── Exercise materials

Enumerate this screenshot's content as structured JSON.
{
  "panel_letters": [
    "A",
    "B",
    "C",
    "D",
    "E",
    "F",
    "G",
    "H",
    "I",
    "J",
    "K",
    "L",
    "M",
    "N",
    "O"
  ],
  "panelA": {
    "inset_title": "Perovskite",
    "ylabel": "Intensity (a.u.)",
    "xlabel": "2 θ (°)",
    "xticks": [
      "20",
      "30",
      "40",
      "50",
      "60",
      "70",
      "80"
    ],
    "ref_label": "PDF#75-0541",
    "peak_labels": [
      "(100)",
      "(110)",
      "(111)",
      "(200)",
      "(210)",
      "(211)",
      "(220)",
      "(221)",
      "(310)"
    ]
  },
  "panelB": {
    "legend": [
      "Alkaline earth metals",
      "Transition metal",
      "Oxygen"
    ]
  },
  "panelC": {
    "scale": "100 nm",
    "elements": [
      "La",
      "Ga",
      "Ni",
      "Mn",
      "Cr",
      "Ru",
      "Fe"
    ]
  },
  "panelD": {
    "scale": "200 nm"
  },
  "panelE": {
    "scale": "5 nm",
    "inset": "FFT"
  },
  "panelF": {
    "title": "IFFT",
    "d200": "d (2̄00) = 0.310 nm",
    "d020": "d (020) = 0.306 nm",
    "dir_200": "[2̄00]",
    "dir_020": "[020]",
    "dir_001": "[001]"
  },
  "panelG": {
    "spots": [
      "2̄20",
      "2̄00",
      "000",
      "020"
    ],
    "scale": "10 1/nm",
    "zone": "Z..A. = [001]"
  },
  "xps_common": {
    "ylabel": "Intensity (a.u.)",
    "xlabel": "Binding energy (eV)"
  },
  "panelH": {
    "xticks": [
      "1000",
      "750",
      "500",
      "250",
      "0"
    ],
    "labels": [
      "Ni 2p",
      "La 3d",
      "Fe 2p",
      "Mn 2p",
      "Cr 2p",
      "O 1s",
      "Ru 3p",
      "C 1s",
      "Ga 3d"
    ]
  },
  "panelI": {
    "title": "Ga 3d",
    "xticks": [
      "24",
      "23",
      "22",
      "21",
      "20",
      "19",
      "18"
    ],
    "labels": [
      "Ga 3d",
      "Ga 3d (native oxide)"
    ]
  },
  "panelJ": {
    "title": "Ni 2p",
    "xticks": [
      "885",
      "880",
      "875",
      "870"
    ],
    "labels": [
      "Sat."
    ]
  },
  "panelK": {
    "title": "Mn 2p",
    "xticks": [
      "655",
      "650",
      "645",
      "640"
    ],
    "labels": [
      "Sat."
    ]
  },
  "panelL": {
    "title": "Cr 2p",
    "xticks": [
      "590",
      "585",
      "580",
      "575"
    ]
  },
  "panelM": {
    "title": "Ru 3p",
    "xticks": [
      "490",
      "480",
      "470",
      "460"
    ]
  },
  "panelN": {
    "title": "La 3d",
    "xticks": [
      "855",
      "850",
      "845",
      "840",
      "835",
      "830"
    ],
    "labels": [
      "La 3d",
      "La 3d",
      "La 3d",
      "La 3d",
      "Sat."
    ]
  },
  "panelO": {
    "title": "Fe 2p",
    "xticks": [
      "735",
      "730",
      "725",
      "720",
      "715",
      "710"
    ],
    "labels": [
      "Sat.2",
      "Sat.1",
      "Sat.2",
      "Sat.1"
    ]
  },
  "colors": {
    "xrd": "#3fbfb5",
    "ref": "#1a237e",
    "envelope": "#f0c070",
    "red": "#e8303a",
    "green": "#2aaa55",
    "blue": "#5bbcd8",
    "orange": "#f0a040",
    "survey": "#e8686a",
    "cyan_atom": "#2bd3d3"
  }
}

────

• _Problem to work on_: Please set down each line of the records exactly as given.

• _Final answer_:
Enumerate this screenshot's content as structured JSON.
{
  "panel_letters": [
    "A",
    "B",
    "C",
    "D",
    "E",
    "F",
    "G",
    "H",
    "I",
    "J",
    "K",
    "L",
    "M",
    "N",
    "O"
  ],
  "panelA": {
    "inset_title": "Perovskite",
    "ylabel": "Intensity (a.u.)",
    "xlabel": "2 θ (°)",
    "xticks": [
      "20",
      "30",
      "40",
      "50",
      "60",
      "70",
      "80"
    ],
    "ref_label": "PDF#75-0541",
    "peak_labels": [
      "(100)",
      "(110)",
      "(111)",
      "(200)",
      "(210)",
      "(211)",
      "(220)",
      "(221)",
      "(310)"
    ]
  },
  "panelB": {
    "legend": [
      "Alkaline earth metals",
      "Transition metal",
      "Oxygen"
    ]
  },
  "panelC": {
    "scale": "100 nm",
    "elements": [
      "La",
      "Ga",
      "Ni",
      "Mn",
      "Cr",
      "Ru",
      "Fe"
    ]
  },
  "panelD": {
    "scale": "200 nm"
  },
  "panelE": {
    "scale": "5 nm",
    "inset": "FFT"
  },
  "panelF": {
    "title": "IFFT",
    "d200": "d (2̄00) = 0.310 nm",
    "d020": "d (020) = 0.306 nm",
    "dir_200": "[2̄00]",
    "dir_020": "[020]",
    "dir_001": "[001]"
  },
  "panelG": {
    "spots": [
      "2̄20",
      "2̄00",
      "000",
      "020"
    ],
    "scale": "10 1/nm",
    "zone": "Z..A. = [001]"
  },
  "xps_common": {
    "ylabel": "Intensity (a.u.)",
    "xlabel": "Binding energy (eV)"
  },
  "panelH": {
    "xticks": [
      "1000",
      "750",
      "500",
      "250",
      "0"
    ],
    "labels": [
      "Ni 2p",
      "La 3d",
      "Fe 2p",
      "Mn 2p",
      "Cr 2p",
      "O 1s",
      "Ru 3p",
      "C 1s",
      "Ga 3d"
    ]
  },
  "panelI": {
    "title": "Ga 3d",
    "xticks": [
      "24",
      "23",
      "22",
      "21",
      "20",
      "19",
      "18"
    ],
    "labels": [
      "Ga 3d",
      "Ga 3d (native oxide)"
    ]
  },
  "panelJ": {
    "title": "Ni 2p",
    "xticks": [
      "885",
      "880",
      "875",
      "870"
    ],
    "labels": [
      "Sat."
    ]
  },
  "panelK": {
    "title": "Mn 2p",
    "xticks": [
      "655",
      "650",
      "645",
      "640"
    ],
    "labels": [
      "Sat."
    ]
  },
  "panelL": {
    "title": "Cr 2p",
    "xticks": [
      "590",
      "585",
      "580",
      "575"
    ]
  },
  "panelM": {
    "title": "Ru 3p",
    "xticks": [
      "490",
      "480",
      "470",
      "460"
    ]
  },
  "panelN": {
    "title": "La 3d",
    "xticks": [
      "855",
      "850",
      "845",
      "840",
      "835",
      "830"
    ],
    "labels": [
      "La 3d",
      "La 3d",
      "La 3d",
      "La 3d",
      "Sat."
    ]
  },
  "panelO": {
    "title": "Fe 2p",
    "xticks": [
      "735",
      "730",
      "725",
      "720",
      "715",
      "710"
    ],
    "labels": [
      "Sat.2",
      "Sat.1",
      "Sat.2",
      "Sat.1"
    ]
  },
  "colors": {
    "xrd": "#3fbfb5",
    "ref": "#1a237e",
    "envelope": "#f0c070",
    "red": "#e8303a",
    "green": "#2aaa55",
    "blue": "#5bbcd8",
    "orange": "#f0a040",
    "survey": "#e8686a",
    "cyan_atom": "#2bd3d3"
  }
}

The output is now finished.